### WORK INSTRUCTIONS
Wherever the string "true" occurs in a line of these records, report that line.

### DATA FOR PROCESSING

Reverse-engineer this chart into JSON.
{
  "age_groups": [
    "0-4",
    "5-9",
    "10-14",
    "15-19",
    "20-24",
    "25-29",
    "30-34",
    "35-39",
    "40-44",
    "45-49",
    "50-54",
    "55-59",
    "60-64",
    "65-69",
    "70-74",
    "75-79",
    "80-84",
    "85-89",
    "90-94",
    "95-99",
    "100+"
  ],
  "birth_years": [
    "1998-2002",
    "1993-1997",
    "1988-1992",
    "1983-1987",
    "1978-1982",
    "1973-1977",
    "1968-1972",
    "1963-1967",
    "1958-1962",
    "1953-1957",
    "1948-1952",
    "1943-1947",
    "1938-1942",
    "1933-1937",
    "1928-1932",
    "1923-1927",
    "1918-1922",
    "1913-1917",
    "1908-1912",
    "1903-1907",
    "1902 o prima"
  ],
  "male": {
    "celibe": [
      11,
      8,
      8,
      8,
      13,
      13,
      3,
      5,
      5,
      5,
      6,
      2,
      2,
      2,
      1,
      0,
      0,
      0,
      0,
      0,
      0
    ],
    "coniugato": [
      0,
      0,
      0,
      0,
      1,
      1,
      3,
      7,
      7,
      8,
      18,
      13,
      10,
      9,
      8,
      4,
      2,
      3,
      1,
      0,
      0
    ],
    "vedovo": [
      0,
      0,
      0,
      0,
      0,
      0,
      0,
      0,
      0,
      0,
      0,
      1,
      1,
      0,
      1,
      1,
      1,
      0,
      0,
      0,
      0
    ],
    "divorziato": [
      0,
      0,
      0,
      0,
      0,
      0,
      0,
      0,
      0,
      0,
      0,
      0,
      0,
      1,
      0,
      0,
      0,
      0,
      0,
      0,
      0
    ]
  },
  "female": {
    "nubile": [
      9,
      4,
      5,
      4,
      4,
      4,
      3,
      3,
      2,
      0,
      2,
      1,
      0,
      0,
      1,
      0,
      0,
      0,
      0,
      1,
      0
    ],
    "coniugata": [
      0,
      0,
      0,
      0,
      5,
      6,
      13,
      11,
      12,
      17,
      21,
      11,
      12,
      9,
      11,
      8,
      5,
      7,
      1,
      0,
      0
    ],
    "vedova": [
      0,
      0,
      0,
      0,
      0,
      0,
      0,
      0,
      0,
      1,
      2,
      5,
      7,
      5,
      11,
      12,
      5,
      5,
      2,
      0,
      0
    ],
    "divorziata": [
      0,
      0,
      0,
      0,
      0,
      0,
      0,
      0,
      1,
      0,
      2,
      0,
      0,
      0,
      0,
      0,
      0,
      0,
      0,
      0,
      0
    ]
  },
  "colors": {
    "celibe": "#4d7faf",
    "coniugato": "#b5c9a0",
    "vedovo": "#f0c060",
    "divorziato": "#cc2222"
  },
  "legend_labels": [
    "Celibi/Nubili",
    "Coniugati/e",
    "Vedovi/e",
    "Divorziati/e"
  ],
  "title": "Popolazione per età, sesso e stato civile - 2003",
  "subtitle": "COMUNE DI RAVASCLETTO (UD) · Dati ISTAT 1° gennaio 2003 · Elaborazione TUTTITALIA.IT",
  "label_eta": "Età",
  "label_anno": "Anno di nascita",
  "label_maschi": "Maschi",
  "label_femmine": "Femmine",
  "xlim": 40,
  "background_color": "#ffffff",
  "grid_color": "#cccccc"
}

---

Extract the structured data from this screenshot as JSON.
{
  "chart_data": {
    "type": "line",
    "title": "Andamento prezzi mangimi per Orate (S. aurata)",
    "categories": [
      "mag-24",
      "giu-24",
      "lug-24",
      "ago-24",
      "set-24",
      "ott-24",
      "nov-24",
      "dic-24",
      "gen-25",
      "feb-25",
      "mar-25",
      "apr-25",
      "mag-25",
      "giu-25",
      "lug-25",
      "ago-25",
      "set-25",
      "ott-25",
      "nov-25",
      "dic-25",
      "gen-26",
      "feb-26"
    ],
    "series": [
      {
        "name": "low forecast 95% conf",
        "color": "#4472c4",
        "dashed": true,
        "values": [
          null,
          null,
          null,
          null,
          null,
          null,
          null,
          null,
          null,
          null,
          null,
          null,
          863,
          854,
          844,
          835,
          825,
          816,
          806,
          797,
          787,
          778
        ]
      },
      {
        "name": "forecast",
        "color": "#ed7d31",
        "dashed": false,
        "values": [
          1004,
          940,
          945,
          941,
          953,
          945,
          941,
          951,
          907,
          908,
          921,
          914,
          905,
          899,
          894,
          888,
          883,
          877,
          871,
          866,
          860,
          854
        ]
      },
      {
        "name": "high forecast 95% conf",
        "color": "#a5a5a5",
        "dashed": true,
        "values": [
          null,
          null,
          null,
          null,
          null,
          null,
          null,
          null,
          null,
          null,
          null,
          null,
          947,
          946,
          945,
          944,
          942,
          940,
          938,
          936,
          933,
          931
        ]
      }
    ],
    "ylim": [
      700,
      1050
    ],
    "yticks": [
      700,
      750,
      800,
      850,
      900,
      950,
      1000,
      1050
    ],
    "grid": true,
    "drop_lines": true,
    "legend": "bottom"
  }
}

### EXERCISE SOLUTION
        "dashed": true,
        "dashed": true,
    "grid": true,
    "drop_lines": true,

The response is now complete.